Stated problem
Print these records line for line without changing anything, and omit the pictures from your answer.

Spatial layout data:
━━━━━━━━━━

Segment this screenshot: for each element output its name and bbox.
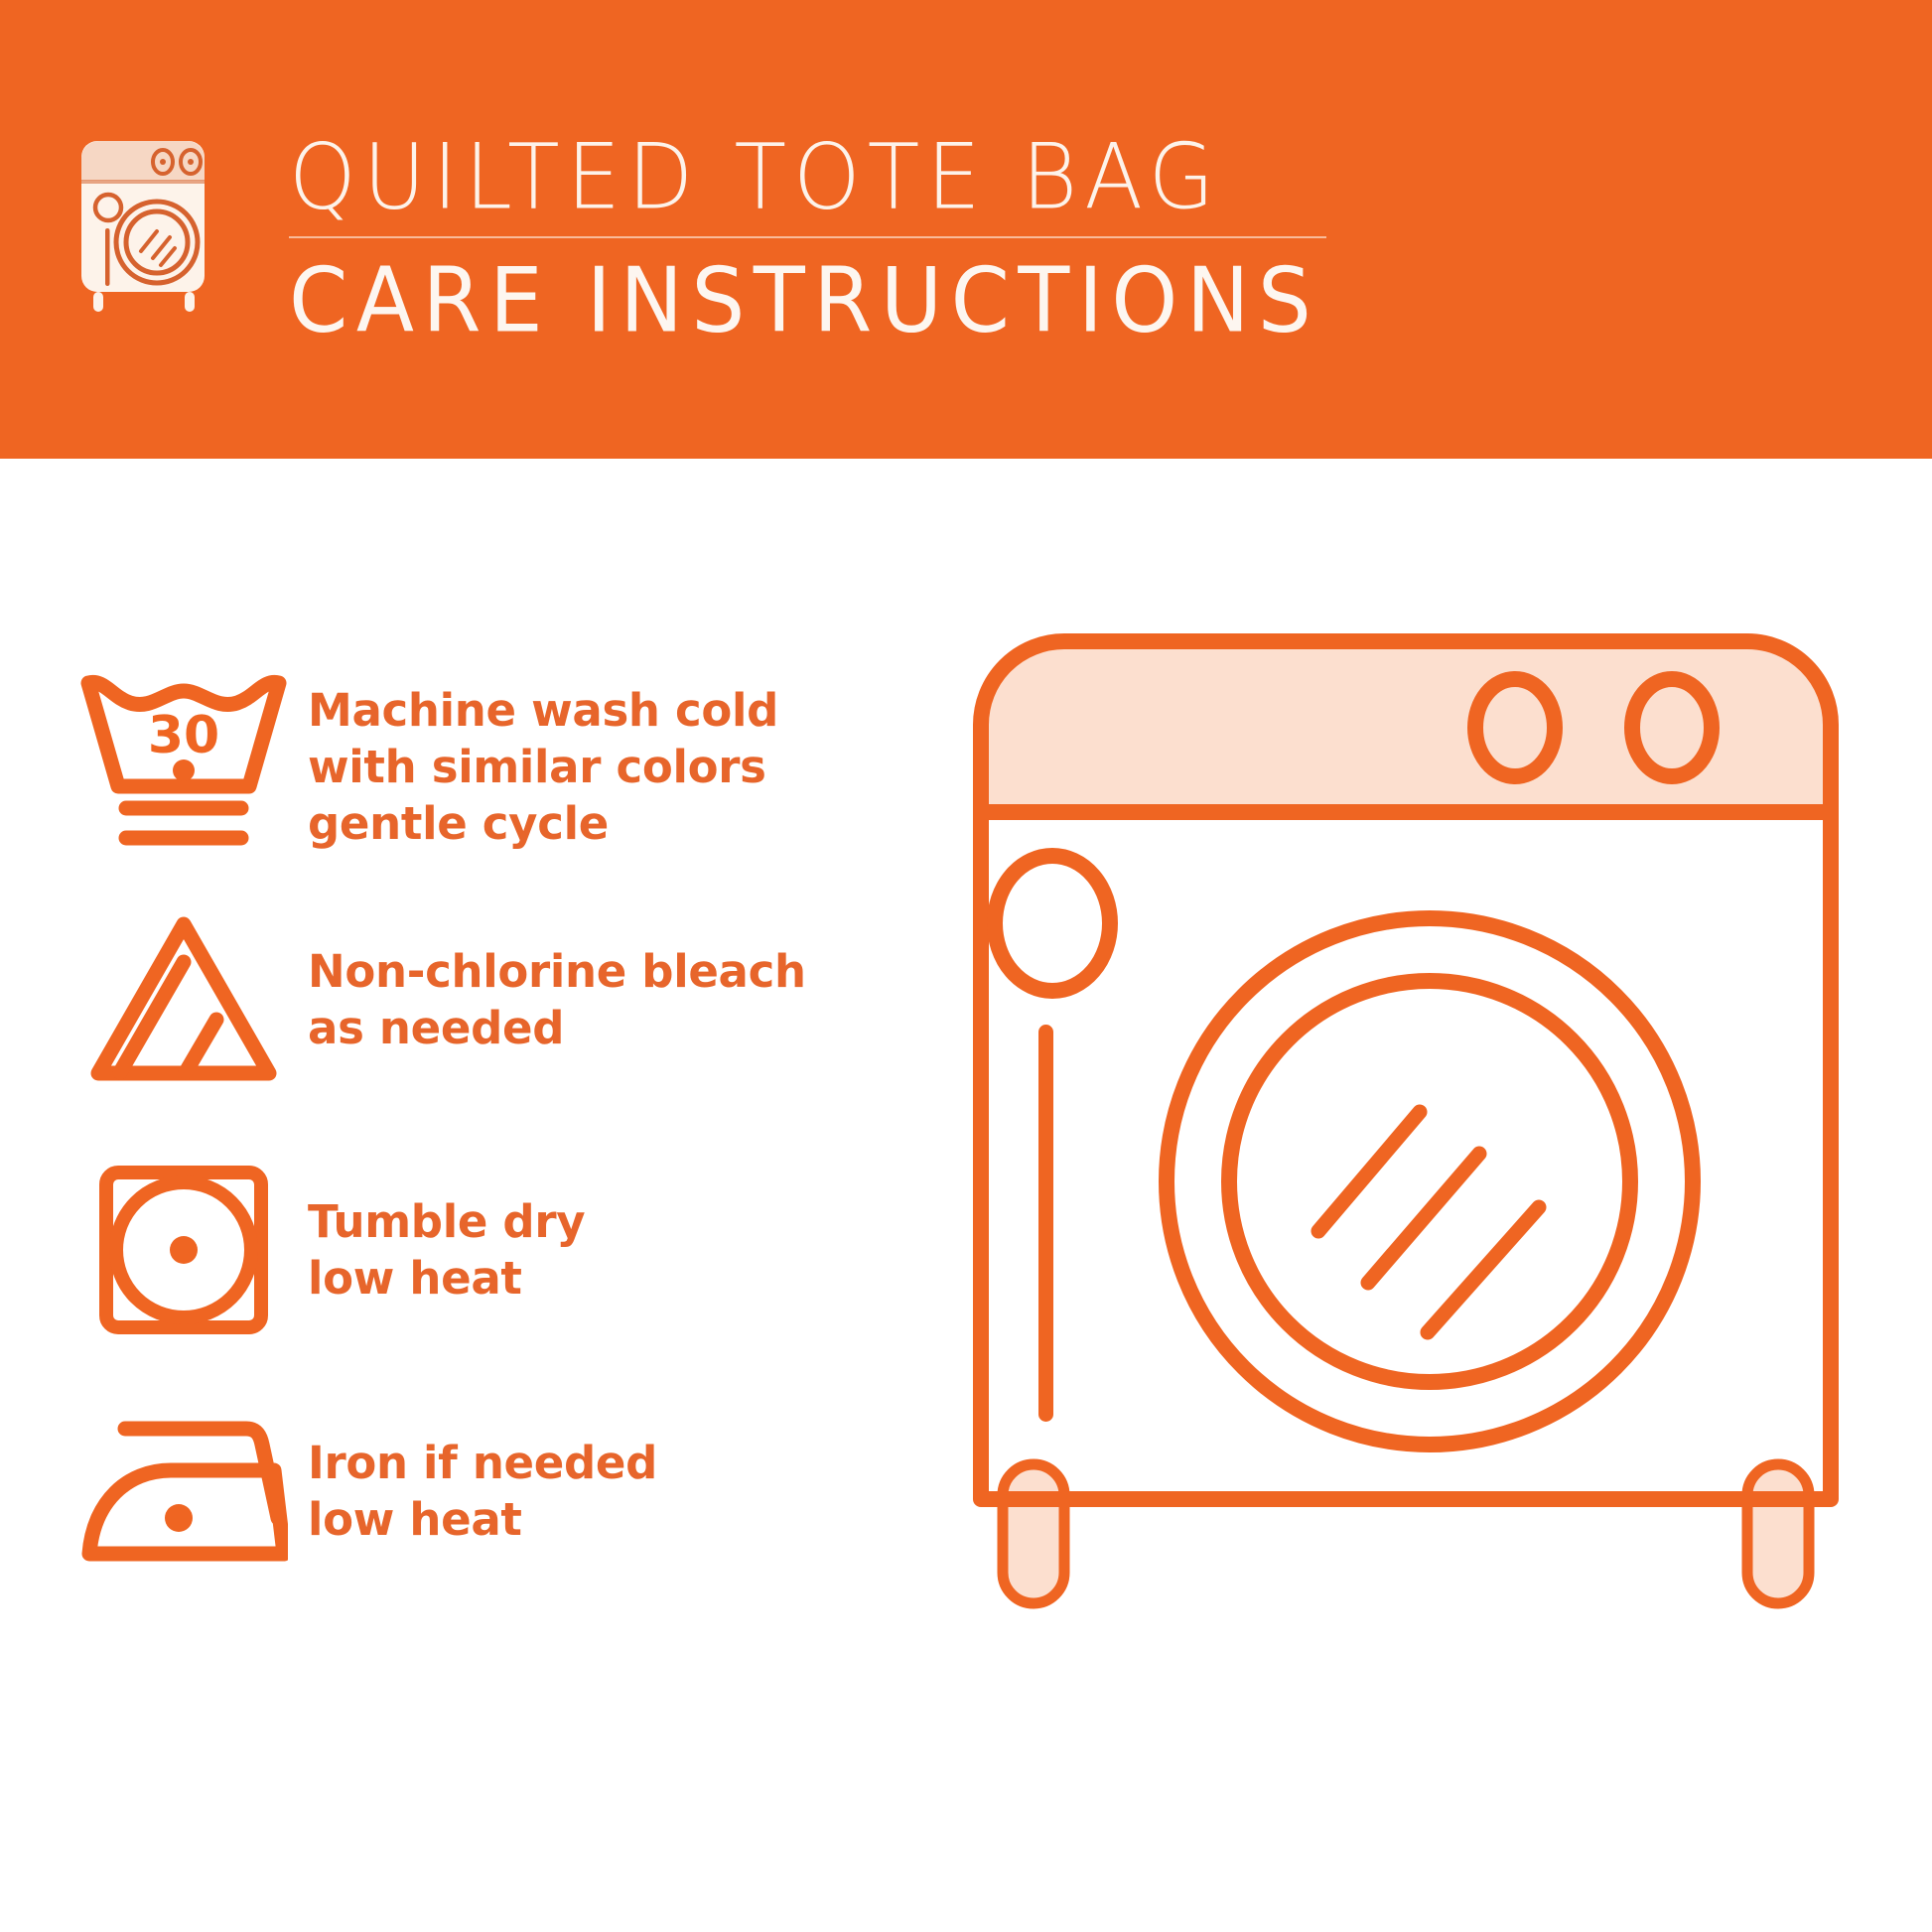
header-banner: QUILTED TOTE BAG CARE INSTRUCTIONS [0, 0, 1932, 459]
care-label-iron: Iron if needed low heat [308, 1435, 864, 1548]
care-label-bleach: Non-chlorine bleach as needed [308, 943, 864, 1056]
care-symbol-list: 30 Machine wash cold with similar colors… [0, 459, 894, 1932]
care-row-tumble-dry: Tumble dry low heat [69, 1161, 864, 1339]
iron-low-heat-icon [69, 1407, 298, 1576]
non-chlorine-bleach-triangle-icon [69, 910, 298, 1089]
tumble-dry-low-heat-icon [69, 1161, 298, 1339]
care-instructions-infographic: QUILTED TOTE BAG CARE INSTRUCTIONS 3 [0, 0, 1932, 1932]
wash-temperature-value: 30 [148, 706, 219, 765]
header-title-block: QUILTED TOTE BAG CARE INSTRUCTIONS [289, 127, 1381, 345]
title-divider [289, 236, 1326, 238]
care-row-bleach: Non-chlorine bleach as needed [69, 910, 864, 1089]
machine-legs [1003, 1464, 1809, 1603]
care-label-tumble-dry: Tumble dry low heat [308, 1193, 864, 1307]
care-label-machine-wash: Machine wash cold with similar colors ge… [308, 682, 864, 852]
care-row-machine-wash: 30 Machine wash cold with similar colors… [69, 667, 864, 866]
header-content: QUILTED TOTE BAG CARE INSTRUCTIONS [75, 127, 1386, 355]
front-load-washing-machine-illustration [953, 616, 1866, 1668]
care-row-iron: Iron if needed low heat [69, 1407, 864, 1576]
page-title: QUILTED TOTE BAG [289, 127, 1381, 228]
washing-machine-icon [75, 133, 224, 317]
wash-tub-30-gentle-icon: 30 [69, 667, 298, 866]
door-glass-streaks [1318, 1112, 1539, 1332]
page-subtitle: CARE INSTRUCTIONS [289, 252, 1381, 351]
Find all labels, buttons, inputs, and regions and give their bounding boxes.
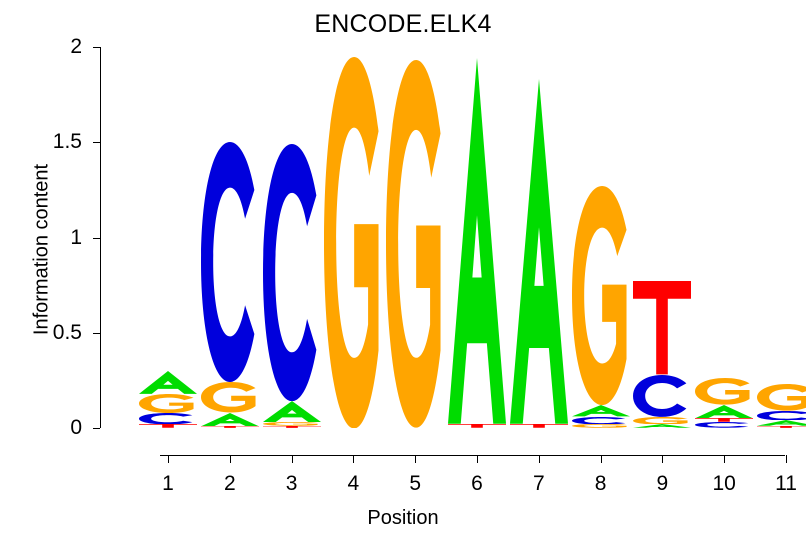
x-tick-label-1: 1 <box>138 472 198 496</box>
logo-letter-6-A <box>448 58 506 424</box>
logo-letter-11-C <box>757 411 806 421</box>
logo-letter-10-A <box>695 405 753 418</box>
x-tick-label-8: 8 <box>571 472 631 496</box>
x-axis-title: Position <box>0 507 806 530</box>
logo-letter-6-T <box>448 424 506 428</box>
y-tick-0 <box>93 428 100 429</box>
y-tick-1.5 <box>93 142 100 143</box>
x-tick-label-2: 2 <box>200 472 260 496</box>
x-tick-label-7: 7 <box>509 472 569 496</box>
logo-letter-11-A <box>757 420 806 426</box>
x-axis-line <box>160 455 785 456</box>
y-axis-title: Information content <box>31 150 54 350</box>
logo-letter-4-G <box>324 57 382 428</box>
x-tick-label-10: 10 <box>694 472 754 496</box>
x-tick-6 <box>477 455 478 463</box>
logo-letter-2-A <box>201 413 259 426</box>
logo-letter-1-A <box>139 371 197 394</box>
x-tick-label-4: 4 <box>323 472 383 496</box>
x-tick-label-11: 11 <box>756 472 806 496</box>
y-tick-label-0: 0 <box>38 416 82 440</box>
logo-letter-3-G <box>263 422 321 426</box>
logo-letter-2-G <box>201 382 259 412</box>
x-tick-4 <box>353 455 354 463</box>
y-tick-0.5 <box>93 333 100 334</box>
x-tick-11 <box>786 455 787 463</box>
logo-letter-11-T <box>757 426 806 428</box>
x-tick-2 <box>230 455 231 463</box>
logo-letter-2-T <box>201 426 259 428</box>
x-tick-label-5: 5 <box>385 472 445 496</box>
logo-letter-5-G <box>386 60 444 428</box>
y-tick-1 <box>93 238 100 239</box>
page-title: ENCODE.ELK4 <box>0 10 806 39</box>
sequence-logo-figure: ENCODE.ELK4 00.511.52 Information conten… <box>0 0 806 559</box>
x-tick-1 <box>168 455 169 463</box>
logo-letter-11-G <box>757 384 806 411</box>
x-tick-label-3: 3 <box>262 472 322 496</box>
logo-letter-3-A <box>263 401 321 422</box>
y-tick-2 <box>93 47 100 48</box>
logo-letter-10-C <box>695 422 753 428</box>
x-tick-8 <box>601 455 602 463</box>
logo-letter-1-G <box>139 394 197 413</box>
logo-letter-7-A <box>510 79 568 424</box>
logo-letter-9-A <box>633 424 691 428</box>
x-tick-label-9: 9 <box>632 472 692 496</box>
x-tick-5 <box>415 455 416 463</box>
logo-letter-9-C <box>633 375 691 417</box>
logo-letter-1-T <box>139 424 197 428</box>
logo-letter-10-T <box>695 418 753 422</box>
logo-letter-3-T <box>263 426 321 428</box>
logo-letter-8-A <box>572 405 630 416</box>
y-axis-line <box>100 47 101 428</box>
logo-letter-9-T <box>633 281 691 374</box>
logo-letter-9-G <box>633 417 691 425</box>
x-tick-label-6: 6 <box>447 472 507 496</box>
logo-letter-2-C <box>201 142 259 382</box>
x-tick-10 <box>724 455 725 463</box>
logo-letter-8-G <box>572 424 630 428</box>
logo-letter-7-T <box>510 424 568 428</box>
x-tick-3 <box>292 455 293 463</box>
logo-letter-8-C <box>572 417 630 425</box>
logo-letter-10-G <box>695 378 753 405</box>
logo-letter-1-C <box>139 413 197 424</box>
x-tick-7 <box>539 455 540 463</box>
logo-letter-3-C <box>263 144 321 401</box>
y-tick-label-2: 2 <box>38 35 82 59</box>
logo-letter-8-G <box>572 186 630 405</box>
x-tick-9 <box>662 455 663 463</box>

━━━━━━━━━━

Exercise result
Segment this screenshot: for each element output its name and bbox.
header-banner: QUILTED TOTE BAG CARE INSTRUCTIONS [0, 0, 1932, 459]
care-label-iron: Iron if needed low heat [308, 1435, 864, 1548]
care-label-bleach: Non-chlorine bleach as needed [308, 943, 864, 1056]
care-symbol-list: 30 Machine wash cold with similar colors… [0, 459, 894, 1932]
care-row-tumble-dry: Tumble dry low heat [69, 1161, 864, 1339]
iron-low-heat-icon [69, 1407, 298, 1576]
non-chlorine-bleach-triangle-icon [69, 910, 298, 1089]
tumble-dry-low-heat-icon [69, 1161, 298, 1339]
care-instructions-infographic: QUILTED TOTE BAG CARE INSTRUCTIONS 3 [0, 0, 1932, 1932]
wash-temperature-value: 30 [148, 706, 219, 765]
header-title-block: QUILTED TOTE BAG CARE INSTRUCTIONS [289, 127, 1381, 345]
title-divider [289, 236, 1326, 238]
care-row-bleach: Non-chlorine bleach as needed [69, 910, 864, 1089]
machine-legs [1003, 1464, 1809, 1603]
care-label-tumble-dry: Tumble dry low heat [308, 1193, 864, 1307]
care-label-machine-wash: Machine wash cold with similar colors ge… [308, 682, 864, 852]
care-row-machine-wash: 30 Machine wash cold with similar colors… [69, 667, 864, 866]
header-content: QUILTED TOTE BAG CARE INSTRUCTIONS [75, 127, 1386, 355]
front-load-washing-machine-illustration [953, 616, 1866, 1668]
care-row-iron: Iron if needed low heat [69, 1407, 864, 1576]
page-title: QUILTED TOTE BAG [289, 127, 1381, 228]
washing-machine-icon [75, 133, 224, 317]
wash-tub-30-gentle-icon: 30 [69, 667, 298, 866]
door-glass-streaks [1318, 1112, 1539, 1332]
page-subtitle: CARE INSTRUCTIONS [289, 252, 1381, 351]
Find all labels, buttons, inputs, and regions and give their bounding boxes.
x-tick-label-1: 1 <box>138 472 198 496</box>
logo-letter-6-A <box>448 58 506 424</box>
logo-letter-11-C <box>757 411 806 421</box>
logo-letter-10-A <box>695 405 753 418</box>
x-tick-label-8: 8 <box>571 472 631 496</box>
x-axis-title: Position <box>0 507 806 530</box>
logo-letter-6-T <box>448 424 506 428</box>
y-tick-0 <box>93 428 100 429</box>
y-tick-1.5 <box>93 142 100 143</box>
x-tick-label-2: 2 <box>200 472 260 496</box>
x-tick-label-7: 7 <box>509 472 569 496</box>
logo-letter-11-A <box>757 420 806 426</box>
x-axis-line <box>160 455 785 456</box>
y-axis-title: Information content <box>31 150 54 350</box>
logo-letter-4-G <box>324 57 382 428</box>
x-tick-label-10: 10 <box>694 472 754 496</box>
x-tick-6 <box>477 455 478 463</box>
logo-letter-2-A <box>201 413 259 426</box>
logo-letter-1-A <box>139 371 197 394</box>
x-tick-label-4: 4 <box>323 472 383 496</box>
x-tick-label-11: 11 <box>756 472 806 496</box>
y-tick-label-0: 0 <box>38 416 82 440</box>
logo-letter-3-G <box>263 422 321 426</box>
logo-letter-2-G <box>201 382 259 412</box>
x-tick-4 <box>353 455 354 463</box>
y-tick-0.5 <box>93 333 100 334</box>
x-tick-11 <box>786 455 787 463</box>
logo-letter-11-T <box>757 426 806 428</box>
x-tick-2 <box>230 455 231 463</box>
logo-letter-2-T <box>201 426 259 428</box>
x-tick-label-5: 5 <box>385 472 445 496</box>
logo-letter-5-G <box>386 60 444 428</box>
y-tick-1 <box>93 238 100 239</box>
page-title: ENCODE.ELK4 <box>0 10 806 39</box>
sequence-logo-figure: ENCODE.ELK4 00.511.52 Information conten… <box>0 0 806 559</box>
x-tick-1 <box>168 455 169 463</box>
logo-letter-11-G <box>757 384 806 411</box>
x-tick-label-3: 3 <box>262 472 322 496</box>
logo-letter-3-A <box>263 401 321 422</box>
y-tick-2 <box>93 47 100 48</box>
logo-letter-10-C <box>695 422 753 428</box>
x-tick-8 <box>601 455 602 463</box>
logo-letter-1-G <box>139 394 197 413</box>
logo-letter-7-A <box>510 79 568 424</box>
logo-letter-9-A <box>633 424 691 428</box>
x-tick-label-9: 9 <box>632 472 692 496</box>
x-tick-5 <box>415 455 416 463</box>
logo-letter-9-C <box>633 375 691 417</box>
logo-letter-1-T <box>139 424 197 428</box>
logo-letter-10-T <box>695 418 753 422</box>
logo-letter-3-T <box>263 426 321 428</box>
logo-letter-8-A <box>572 405 630 416</box>
y-axis-line <box>100 47 101 428</box>
logo-letter-9-T <box>633 281 691 374</box>
logo-letter-9-G <box>633 417 691 425</box>
x-tick-label-6: 6 <box>447 472 507 496</box>
logo-letter-2-C <box>201 142 259 382</box>
x-tick-10 <box>724 455 725 463</box>
logo-letter-8-G <box>572 424 630 428</box>
logo-letter-7-T <box>510 424 568 428</box>
x-tick-3 <box>292 455 293 463</box>
logo-letter-8-C <box>572 417 630 425</box>
logo-letter-10-G <box>695 378 753 405</box>
logo-letter-1-C <box>139 413 197 424</box>
x-tick-7 <box>539 455 540 463</box>
logo-letter-3-C <box>263 144 321 401</box>
y-tick-label-2: 2 <box>38 35 82 59</box>
logo-letter-8-G <box>572 186 630 405</box>
x-tick-9 <box>662 455 663 463</box>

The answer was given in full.